*EXERCISE GOAL:* Below are the records; pull every line that includes "الدور".

:: EXERCISE MATERIALS

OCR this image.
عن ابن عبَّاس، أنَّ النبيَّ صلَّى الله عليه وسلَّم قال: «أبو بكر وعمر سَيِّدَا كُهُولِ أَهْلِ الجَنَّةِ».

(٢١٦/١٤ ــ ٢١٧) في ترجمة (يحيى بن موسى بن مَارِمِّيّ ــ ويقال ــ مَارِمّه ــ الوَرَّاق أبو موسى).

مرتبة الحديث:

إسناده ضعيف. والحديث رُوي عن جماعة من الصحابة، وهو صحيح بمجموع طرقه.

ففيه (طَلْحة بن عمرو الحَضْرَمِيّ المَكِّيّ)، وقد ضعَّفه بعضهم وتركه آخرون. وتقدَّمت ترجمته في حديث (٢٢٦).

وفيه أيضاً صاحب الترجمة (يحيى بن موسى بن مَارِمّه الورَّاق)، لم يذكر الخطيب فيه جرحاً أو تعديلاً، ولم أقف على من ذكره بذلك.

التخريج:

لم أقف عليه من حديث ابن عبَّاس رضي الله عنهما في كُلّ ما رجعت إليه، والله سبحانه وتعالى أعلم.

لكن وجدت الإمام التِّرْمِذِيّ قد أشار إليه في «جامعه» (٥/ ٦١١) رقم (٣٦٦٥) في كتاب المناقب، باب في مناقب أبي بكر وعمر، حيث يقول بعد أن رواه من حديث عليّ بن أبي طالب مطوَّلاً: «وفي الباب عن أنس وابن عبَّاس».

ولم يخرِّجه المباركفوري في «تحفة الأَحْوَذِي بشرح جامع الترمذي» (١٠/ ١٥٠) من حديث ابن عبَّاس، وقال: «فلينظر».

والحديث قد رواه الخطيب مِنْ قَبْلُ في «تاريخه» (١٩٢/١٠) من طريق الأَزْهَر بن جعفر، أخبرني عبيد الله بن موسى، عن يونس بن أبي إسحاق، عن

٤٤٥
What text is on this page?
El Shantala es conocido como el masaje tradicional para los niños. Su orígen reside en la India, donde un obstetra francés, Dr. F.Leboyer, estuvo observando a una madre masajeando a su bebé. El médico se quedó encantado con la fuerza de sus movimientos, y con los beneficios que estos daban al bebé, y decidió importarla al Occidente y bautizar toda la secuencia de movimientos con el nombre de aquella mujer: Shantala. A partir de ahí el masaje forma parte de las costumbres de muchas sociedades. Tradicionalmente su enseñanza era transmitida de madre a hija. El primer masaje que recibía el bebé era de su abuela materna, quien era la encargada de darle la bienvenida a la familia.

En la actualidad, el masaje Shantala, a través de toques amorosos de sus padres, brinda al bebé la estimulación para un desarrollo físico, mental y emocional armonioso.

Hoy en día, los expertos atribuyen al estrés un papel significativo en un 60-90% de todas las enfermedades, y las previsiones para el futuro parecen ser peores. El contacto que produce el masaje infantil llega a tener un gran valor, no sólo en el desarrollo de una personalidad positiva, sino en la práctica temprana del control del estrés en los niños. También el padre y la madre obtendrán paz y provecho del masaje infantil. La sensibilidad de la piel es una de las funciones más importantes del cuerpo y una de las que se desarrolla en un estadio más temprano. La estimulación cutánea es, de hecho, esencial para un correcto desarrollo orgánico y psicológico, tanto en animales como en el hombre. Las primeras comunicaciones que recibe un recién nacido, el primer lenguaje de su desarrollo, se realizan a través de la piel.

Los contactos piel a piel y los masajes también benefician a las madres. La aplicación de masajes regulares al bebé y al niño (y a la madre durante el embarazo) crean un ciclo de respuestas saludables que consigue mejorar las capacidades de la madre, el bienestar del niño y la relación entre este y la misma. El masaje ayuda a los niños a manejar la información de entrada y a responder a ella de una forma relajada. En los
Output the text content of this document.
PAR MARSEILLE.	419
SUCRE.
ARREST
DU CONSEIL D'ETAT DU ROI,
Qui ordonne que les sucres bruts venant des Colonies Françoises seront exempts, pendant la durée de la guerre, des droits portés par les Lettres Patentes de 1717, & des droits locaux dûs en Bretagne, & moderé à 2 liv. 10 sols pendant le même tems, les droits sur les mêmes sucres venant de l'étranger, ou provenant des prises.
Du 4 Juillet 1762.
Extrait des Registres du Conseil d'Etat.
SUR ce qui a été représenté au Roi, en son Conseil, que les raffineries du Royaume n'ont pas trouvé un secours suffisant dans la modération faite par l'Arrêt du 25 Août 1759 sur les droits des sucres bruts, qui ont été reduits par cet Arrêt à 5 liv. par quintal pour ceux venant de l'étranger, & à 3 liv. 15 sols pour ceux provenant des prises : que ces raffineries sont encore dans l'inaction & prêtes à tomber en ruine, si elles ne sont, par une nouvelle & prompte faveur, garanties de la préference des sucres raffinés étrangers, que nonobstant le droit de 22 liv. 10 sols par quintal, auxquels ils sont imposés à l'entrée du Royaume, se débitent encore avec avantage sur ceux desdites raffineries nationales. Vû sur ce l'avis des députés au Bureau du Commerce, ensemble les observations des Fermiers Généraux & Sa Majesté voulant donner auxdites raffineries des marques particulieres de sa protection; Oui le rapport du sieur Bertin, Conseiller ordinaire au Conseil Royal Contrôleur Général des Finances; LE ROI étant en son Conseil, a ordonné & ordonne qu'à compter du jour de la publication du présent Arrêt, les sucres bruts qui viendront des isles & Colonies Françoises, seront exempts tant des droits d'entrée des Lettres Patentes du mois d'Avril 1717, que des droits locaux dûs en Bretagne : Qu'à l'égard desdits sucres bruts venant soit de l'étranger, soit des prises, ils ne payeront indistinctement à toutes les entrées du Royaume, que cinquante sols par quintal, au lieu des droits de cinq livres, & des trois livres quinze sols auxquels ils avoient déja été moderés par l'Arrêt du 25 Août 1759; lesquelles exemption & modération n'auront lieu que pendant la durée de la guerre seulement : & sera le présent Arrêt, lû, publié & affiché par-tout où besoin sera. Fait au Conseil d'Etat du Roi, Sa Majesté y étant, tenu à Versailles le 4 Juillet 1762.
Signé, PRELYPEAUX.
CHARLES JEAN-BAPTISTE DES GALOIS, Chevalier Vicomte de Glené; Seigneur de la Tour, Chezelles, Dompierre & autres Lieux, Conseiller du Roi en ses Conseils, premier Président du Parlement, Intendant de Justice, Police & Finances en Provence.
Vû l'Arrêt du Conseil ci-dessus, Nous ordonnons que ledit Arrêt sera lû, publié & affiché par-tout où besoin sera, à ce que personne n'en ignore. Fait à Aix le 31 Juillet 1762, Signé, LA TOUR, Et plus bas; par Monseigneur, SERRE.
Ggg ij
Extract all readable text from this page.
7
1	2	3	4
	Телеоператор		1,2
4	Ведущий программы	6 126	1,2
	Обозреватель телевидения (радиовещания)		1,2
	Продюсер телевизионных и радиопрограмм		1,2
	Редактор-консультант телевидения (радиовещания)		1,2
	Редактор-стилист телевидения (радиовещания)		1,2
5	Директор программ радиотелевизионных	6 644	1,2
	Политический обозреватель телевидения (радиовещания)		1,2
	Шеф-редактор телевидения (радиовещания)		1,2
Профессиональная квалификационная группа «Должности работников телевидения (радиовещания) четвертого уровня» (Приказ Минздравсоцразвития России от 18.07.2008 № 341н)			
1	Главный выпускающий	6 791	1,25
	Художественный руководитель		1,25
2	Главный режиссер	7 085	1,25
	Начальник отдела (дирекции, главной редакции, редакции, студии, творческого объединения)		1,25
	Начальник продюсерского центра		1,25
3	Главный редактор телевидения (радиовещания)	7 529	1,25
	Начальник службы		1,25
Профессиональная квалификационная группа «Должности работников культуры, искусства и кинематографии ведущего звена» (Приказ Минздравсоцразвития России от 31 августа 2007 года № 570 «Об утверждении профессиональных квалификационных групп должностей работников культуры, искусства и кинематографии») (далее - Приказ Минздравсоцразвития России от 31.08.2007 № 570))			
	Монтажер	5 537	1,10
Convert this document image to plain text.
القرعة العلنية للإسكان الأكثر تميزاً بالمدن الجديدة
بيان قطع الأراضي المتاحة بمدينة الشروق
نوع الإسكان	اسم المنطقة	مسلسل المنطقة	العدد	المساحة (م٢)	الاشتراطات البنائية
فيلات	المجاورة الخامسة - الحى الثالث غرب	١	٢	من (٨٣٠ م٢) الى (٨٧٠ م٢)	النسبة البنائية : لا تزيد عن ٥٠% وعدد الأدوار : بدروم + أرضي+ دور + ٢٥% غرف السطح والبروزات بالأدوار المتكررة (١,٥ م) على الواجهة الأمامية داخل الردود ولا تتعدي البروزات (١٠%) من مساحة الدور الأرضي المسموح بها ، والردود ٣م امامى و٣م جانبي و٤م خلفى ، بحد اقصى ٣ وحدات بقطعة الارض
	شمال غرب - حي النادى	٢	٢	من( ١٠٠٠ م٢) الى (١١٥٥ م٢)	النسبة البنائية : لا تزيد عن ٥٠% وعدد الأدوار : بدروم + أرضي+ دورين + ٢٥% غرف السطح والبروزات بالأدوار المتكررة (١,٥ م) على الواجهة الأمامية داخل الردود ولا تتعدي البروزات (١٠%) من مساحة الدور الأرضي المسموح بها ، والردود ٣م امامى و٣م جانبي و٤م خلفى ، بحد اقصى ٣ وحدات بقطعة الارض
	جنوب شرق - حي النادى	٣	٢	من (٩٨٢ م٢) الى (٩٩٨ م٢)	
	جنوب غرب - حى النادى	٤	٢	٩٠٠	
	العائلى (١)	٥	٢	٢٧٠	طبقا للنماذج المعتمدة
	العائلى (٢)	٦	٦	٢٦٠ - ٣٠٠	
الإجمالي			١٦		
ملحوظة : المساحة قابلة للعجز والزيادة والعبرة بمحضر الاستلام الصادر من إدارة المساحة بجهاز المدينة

::::

*SOLUTION TO THIS EXERCISE:*
فيلات	المجاورة الخامسة - الحى الثالث غرب	١	٢	من (٨٣٠ م٢) الى (٨٧٠ م٢)	النسبة البنائية : لا تزيد عن ٥٠% وعدد الأدوار : بدروم + أرضي+ دور + ٢٥% غرف السطح والبروزات بالأدوار المتكررة (١,٥ م) على الواجهة الأمامية داخل الردود ولا تتعدي البروزات (١٠%) من مساحة الدور الأرضي المسموح بها ، والردود ٣م امامى و٣م جانبي و٤م خلفى ، بحد اقصى ٣ وحدات بقطعة الارض
	شمال غرب - حي النادى	٢	٢	من( ١٠٠٠ م٢) الى (١١٥٥ م٢)	النسبة البنائية : لا تزيد عن ٥٠% وعدد الأدوار : بدروم + أرضي+ دورين + ٢٥% غرف السطح والبروزات بالأدوار المتكررة (١,٥ م) على الواجهة الأمامية داخل الردود ولا تتعدي البروزات (١٠%) من مساحة الدور الأرضي المسموح بها ، والردود ٣م امامى و٣م جانبي و٤م خلفى ، بحد اقصى ٣ وحدات بقطعة الارض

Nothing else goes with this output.